Data items:
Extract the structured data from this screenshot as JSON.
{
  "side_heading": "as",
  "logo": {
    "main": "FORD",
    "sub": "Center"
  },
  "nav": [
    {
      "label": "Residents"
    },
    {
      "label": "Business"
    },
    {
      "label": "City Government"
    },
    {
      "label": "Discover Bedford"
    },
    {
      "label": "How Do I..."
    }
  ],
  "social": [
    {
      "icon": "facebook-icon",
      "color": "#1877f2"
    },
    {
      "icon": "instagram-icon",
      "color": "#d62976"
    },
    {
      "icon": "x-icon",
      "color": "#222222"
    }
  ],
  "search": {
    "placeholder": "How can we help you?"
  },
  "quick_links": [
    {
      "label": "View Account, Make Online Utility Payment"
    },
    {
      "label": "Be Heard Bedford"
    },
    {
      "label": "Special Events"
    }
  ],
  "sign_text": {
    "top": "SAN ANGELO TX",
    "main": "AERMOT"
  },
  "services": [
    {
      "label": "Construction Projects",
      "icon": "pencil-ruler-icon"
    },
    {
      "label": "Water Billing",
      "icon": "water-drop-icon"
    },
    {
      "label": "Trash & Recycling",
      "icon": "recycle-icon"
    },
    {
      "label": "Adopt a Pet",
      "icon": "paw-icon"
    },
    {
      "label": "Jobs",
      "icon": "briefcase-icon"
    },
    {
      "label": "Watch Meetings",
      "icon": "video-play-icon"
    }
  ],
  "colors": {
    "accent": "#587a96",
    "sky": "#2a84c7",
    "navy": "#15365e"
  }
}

Aim of the task:
Extract, word for word, each line of the listing above.

Result below:
Extract the structured data from this screenshot as JSON.
{
  "side_heading": "as",
  "logo": {
    "main": "FORD",
    "sub": "Center"
  },
  "nav": [
    {
      "label": "Residents"
    },
    {
      "label": "Business"
    },
    {
      "label": "City Government"
    },
    {
      "label": "Discover Bedford"
    },
    {
      "label": "How Do I..."
    }
  ],
  "social": [
    {
      "icon": "facebook-icon",
      "color": "#1877f2"
    },
    {
      "icon": "instagram-icon",
      "color": "#d62976"
    },
    {
      "icon": "x-icon",
      "color": "#222222"
    }
  ],
  "search": {
    "placeholder": "How can we help you?"
  },
  "quick_links": [
    {
      "label": "View Account, Make Online Utility Payment"
    },
    {
      "label": "Be Heard Bedford"
    },
    {
      "label": "Special Events"
    }
  ],
  "sign_text": {
    "top": "SAN ANGELO TX",
    "main": "AERMOT"
  },
  "services": [
    {
      "label": "Construction Projects",
      "icon": "pencil-ruler-icon"
    },
    {
      "label": "Water Billing",
      "icon": "water-drop-icon"
    },
    {
      "label": "Trash & Recycling",
      "icon": "recycle-icon"
    },
    {
      "label": "Adopt a Pet",
      "icon": "paw-icon"
    },
    {
      "label": "Jobs",
      "icon": "briefcase-icon"
    },
    {
      "label": "Watch Meetings",
      "icon": "video-play-icon"
    }
  ],
  "colors": {
    "accent": "#587a96",
    "sky": "#2a84c7",
    "navy": "#15365e"
  }
}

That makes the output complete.